- Direction -
Copy each line of the records that holds the string "sont".

Items from a data source
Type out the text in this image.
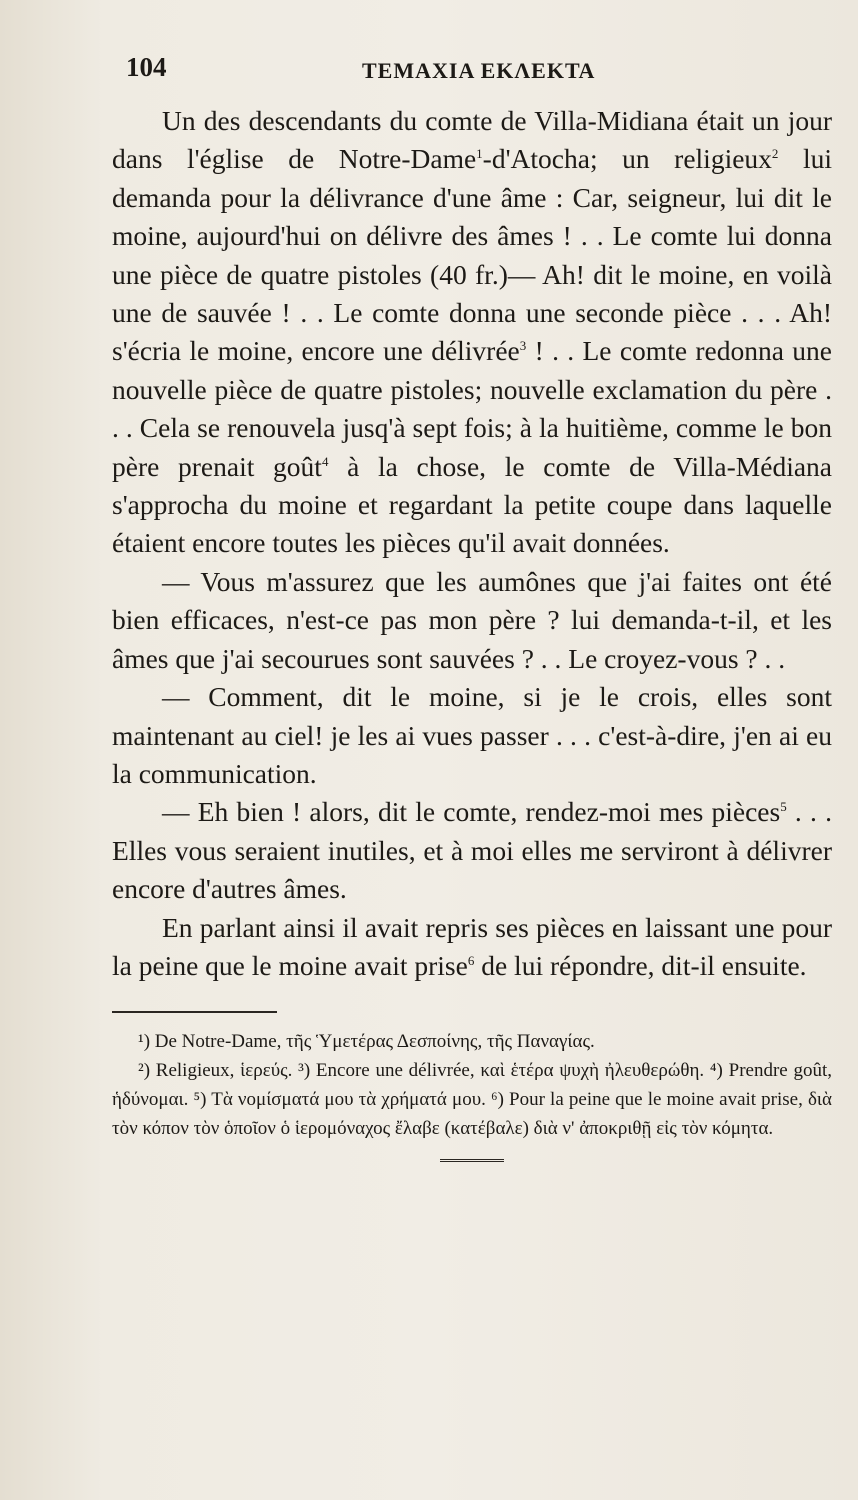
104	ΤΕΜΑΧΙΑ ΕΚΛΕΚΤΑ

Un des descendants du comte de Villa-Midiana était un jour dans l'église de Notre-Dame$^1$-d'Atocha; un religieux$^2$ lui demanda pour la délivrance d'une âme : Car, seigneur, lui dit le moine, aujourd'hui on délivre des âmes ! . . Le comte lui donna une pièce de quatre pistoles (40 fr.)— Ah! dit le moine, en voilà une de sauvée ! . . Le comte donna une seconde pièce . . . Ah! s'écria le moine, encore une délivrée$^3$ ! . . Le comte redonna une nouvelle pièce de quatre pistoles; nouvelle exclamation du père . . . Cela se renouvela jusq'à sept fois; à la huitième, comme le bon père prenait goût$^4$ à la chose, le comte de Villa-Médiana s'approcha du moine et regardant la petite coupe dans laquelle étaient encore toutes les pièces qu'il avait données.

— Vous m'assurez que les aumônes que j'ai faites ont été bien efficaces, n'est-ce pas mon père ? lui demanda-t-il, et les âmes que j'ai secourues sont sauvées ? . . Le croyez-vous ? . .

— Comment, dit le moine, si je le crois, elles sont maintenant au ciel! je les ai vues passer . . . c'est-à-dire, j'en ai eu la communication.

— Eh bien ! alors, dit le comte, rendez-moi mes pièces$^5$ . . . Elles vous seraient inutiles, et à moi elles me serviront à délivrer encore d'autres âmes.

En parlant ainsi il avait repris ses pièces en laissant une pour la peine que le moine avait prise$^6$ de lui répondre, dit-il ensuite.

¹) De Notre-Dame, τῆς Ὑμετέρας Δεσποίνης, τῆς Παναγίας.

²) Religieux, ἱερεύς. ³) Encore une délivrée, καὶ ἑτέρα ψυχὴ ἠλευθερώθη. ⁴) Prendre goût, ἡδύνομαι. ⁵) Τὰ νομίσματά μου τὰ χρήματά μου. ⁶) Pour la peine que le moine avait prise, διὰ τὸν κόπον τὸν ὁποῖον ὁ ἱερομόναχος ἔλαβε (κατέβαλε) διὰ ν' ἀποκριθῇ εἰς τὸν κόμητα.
---
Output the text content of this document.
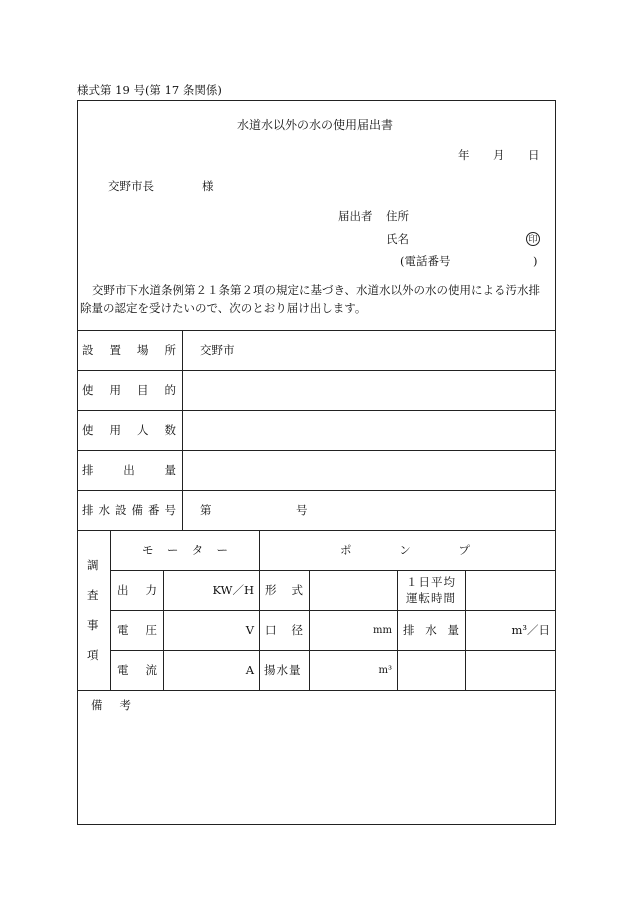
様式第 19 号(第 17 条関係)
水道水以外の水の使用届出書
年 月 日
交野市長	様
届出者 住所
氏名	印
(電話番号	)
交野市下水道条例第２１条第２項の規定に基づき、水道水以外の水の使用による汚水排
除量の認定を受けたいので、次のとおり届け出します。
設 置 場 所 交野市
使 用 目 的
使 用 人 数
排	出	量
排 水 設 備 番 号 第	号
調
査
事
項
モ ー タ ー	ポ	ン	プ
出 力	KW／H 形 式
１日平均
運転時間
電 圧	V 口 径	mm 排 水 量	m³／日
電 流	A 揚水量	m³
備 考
---
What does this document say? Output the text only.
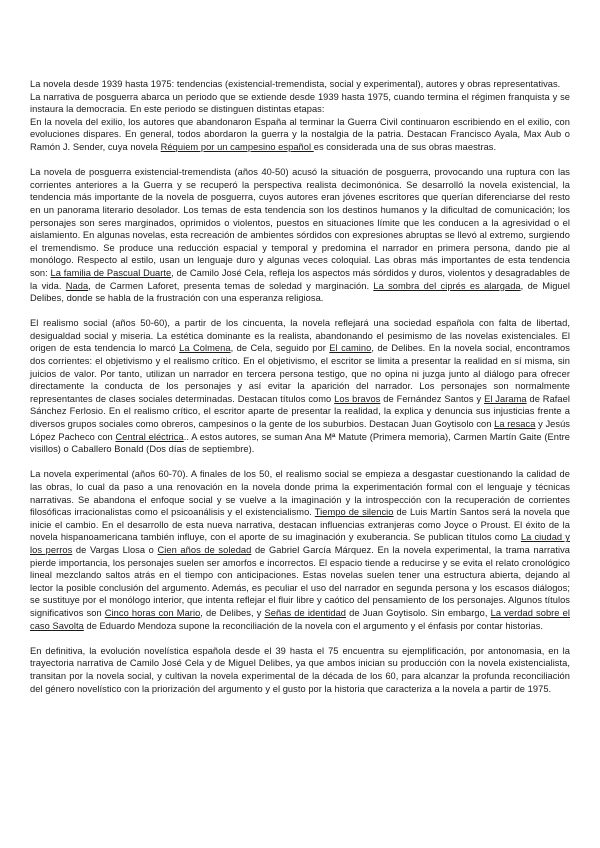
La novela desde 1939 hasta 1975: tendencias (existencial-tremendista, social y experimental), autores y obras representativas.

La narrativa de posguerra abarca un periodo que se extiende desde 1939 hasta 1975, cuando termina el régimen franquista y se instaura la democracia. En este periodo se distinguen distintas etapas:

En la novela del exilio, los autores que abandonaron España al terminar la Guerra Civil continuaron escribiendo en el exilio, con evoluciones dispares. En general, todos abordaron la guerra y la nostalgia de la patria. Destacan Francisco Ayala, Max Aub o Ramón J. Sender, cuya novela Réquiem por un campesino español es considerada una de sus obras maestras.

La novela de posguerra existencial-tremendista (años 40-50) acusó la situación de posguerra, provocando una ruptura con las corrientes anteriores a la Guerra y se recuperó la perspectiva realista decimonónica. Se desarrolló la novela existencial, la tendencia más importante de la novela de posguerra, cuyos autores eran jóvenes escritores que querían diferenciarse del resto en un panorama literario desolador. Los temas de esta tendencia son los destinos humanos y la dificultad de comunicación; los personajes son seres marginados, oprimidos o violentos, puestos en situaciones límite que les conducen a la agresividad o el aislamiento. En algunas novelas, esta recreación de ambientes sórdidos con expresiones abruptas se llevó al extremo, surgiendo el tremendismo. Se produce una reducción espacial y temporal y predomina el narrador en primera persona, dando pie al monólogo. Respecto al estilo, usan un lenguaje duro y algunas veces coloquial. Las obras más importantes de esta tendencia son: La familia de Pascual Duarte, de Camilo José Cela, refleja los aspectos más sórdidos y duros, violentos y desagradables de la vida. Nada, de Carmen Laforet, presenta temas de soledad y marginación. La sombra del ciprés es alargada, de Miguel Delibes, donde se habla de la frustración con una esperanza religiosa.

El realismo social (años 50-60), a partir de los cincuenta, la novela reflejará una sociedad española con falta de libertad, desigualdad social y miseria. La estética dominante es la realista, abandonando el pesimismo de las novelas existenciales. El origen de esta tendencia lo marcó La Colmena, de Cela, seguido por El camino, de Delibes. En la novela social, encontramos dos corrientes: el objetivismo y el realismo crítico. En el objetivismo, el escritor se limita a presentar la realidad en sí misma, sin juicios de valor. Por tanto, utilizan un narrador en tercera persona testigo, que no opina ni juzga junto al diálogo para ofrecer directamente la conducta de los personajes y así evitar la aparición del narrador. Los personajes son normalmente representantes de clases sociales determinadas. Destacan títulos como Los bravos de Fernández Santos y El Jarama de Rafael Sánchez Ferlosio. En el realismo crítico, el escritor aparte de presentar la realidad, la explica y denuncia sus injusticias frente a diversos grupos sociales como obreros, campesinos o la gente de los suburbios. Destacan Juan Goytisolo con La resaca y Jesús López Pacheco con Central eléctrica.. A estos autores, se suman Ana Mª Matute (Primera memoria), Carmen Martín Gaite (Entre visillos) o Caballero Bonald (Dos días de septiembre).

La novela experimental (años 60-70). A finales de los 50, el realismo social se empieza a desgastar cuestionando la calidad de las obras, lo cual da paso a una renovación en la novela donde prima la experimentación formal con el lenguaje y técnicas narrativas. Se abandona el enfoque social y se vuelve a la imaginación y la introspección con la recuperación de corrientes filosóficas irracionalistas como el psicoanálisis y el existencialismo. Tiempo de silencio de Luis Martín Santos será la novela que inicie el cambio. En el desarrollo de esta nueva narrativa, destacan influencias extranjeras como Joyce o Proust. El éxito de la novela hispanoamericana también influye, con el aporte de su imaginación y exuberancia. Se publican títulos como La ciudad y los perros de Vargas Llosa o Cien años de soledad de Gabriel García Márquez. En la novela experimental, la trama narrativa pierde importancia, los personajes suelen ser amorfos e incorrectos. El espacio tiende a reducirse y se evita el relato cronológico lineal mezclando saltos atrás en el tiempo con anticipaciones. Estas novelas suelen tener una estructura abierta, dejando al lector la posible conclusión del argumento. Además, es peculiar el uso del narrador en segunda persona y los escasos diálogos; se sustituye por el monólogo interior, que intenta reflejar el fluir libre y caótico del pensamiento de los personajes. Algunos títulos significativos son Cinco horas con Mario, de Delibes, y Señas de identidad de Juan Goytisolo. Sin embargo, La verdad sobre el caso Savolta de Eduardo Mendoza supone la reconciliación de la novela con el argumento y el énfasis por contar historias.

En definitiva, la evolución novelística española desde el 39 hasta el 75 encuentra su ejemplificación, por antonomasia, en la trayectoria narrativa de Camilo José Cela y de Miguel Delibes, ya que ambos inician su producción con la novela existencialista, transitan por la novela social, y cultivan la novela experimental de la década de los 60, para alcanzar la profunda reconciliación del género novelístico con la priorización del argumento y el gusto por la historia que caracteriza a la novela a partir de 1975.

- The completed task -
— Vous m'assurez que les aumônes que j'ai faites ont été bien efficaces, n'est-ce pas mon père ? lui demanda-t-il, et les âmes que j'ai secourues sont sauvées ? . . Le croyez-vous ? . .
— Comment, dit le moine, si je le crois, elles sont maintenant au ciel! je les ai vues passer . . . c'est-à-dire, j'en ai eu la communication.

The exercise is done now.